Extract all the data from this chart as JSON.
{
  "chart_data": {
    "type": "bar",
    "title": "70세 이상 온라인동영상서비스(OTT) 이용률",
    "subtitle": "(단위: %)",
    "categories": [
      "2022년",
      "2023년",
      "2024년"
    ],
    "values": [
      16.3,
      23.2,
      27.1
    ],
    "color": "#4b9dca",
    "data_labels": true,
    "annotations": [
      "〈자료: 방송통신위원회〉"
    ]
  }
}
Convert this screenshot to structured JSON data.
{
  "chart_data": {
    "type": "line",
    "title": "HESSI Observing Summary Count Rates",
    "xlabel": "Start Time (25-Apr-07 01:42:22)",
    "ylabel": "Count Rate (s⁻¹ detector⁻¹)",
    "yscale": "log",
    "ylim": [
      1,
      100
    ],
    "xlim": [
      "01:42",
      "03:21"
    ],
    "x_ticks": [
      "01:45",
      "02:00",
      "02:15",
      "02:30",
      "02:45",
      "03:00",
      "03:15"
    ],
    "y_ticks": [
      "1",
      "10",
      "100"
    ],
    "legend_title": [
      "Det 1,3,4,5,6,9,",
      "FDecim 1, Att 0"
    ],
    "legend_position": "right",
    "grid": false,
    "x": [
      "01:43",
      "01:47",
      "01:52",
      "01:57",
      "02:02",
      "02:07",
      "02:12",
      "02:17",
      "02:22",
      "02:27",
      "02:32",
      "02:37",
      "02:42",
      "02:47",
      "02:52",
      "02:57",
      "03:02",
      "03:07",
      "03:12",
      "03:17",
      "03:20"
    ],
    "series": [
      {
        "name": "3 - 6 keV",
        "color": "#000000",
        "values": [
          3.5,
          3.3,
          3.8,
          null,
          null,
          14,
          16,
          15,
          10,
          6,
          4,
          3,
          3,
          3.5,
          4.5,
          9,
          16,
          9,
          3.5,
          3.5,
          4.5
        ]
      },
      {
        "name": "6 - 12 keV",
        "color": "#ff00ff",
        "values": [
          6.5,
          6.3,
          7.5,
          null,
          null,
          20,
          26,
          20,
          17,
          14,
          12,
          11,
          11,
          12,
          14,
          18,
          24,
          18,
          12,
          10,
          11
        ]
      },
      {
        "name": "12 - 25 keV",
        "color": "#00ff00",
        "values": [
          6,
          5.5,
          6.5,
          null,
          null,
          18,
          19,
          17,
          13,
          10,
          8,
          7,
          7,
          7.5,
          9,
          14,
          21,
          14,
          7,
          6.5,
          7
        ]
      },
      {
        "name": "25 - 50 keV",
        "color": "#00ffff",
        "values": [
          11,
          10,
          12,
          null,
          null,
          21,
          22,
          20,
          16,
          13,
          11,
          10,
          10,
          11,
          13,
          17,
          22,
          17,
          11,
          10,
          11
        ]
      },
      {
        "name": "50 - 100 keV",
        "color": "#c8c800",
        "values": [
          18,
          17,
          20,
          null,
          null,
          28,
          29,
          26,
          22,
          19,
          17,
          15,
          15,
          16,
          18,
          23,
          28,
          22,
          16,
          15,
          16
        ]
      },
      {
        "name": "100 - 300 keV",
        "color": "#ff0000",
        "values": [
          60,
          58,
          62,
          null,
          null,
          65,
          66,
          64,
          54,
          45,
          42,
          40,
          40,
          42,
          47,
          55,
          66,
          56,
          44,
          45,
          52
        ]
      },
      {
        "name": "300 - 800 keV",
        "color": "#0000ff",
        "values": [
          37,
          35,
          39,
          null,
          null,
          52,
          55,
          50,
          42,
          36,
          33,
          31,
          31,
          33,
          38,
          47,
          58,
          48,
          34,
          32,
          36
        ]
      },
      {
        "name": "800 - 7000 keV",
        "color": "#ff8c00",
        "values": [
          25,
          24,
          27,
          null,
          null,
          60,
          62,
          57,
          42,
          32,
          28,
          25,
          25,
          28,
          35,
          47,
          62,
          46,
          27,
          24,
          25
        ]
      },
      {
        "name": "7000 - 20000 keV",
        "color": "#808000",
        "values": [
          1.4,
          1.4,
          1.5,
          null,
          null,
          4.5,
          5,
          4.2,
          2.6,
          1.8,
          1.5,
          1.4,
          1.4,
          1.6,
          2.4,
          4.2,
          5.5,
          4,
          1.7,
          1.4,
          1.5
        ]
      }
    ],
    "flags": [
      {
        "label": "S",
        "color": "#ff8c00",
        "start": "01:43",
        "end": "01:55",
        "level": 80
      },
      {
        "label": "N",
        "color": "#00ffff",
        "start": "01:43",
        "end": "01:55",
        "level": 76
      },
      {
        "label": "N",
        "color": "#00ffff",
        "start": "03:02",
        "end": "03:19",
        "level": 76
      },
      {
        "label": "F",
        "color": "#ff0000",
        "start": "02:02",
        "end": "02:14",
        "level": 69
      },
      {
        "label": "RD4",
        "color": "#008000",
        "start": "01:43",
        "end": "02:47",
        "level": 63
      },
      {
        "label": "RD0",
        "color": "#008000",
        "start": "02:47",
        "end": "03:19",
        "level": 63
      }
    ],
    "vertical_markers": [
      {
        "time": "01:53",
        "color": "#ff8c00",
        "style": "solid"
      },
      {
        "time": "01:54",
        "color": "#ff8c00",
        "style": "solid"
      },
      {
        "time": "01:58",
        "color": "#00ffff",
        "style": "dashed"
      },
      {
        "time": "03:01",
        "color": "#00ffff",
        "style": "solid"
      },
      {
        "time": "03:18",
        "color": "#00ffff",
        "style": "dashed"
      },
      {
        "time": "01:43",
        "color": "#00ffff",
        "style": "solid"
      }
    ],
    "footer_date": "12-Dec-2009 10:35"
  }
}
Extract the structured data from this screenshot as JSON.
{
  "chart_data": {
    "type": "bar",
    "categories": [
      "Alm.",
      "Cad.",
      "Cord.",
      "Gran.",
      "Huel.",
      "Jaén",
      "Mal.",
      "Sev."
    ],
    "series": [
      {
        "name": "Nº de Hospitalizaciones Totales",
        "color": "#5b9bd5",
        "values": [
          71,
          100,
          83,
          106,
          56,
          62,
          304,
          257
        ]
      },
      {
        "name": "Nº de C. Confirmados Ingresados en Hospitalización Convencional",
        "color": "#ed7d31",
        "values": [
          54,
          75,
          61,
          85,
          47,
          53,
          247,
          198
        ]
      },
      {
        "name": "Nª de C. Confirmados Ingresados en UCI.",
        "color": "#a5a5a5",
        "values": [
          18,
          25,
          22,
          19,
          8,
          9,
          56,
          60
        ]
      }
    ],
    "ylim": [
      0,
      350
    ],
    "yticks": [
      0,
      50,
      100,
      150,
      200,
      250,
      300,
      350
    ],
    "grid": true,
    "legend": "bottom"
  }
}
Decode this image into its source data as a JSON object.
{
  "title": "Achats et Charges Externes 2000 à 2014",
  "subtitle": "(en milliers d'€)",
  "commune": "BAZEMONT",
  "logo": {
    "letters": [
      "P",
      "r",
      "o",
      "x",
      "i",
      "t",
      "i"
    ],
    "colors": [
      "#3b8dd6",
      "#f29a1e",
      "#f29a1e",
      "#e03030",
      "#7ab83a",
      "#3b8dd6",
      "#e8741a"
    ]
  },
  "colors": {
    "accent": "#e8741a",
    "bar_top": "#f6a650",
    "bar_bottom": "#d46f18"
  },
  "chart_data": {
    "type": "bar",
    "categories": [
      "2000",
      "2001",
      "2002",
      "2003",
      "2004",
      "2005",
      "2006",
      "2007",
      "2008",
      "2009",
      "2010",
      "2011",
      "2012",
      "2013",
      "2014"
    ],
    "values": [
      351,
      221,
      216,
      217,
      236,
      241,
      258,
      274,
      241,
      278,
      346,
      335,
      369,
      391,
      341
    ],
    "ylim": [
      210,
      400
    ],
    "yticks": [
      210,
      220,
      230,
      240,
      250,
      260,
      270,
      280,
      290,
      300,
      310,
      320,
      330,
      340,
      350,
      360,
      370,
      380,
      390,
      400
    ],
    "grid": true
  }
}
※
To be done: How many lines of these entries contain the string "true"? Reply with the number alone.

Response to this exercise: 3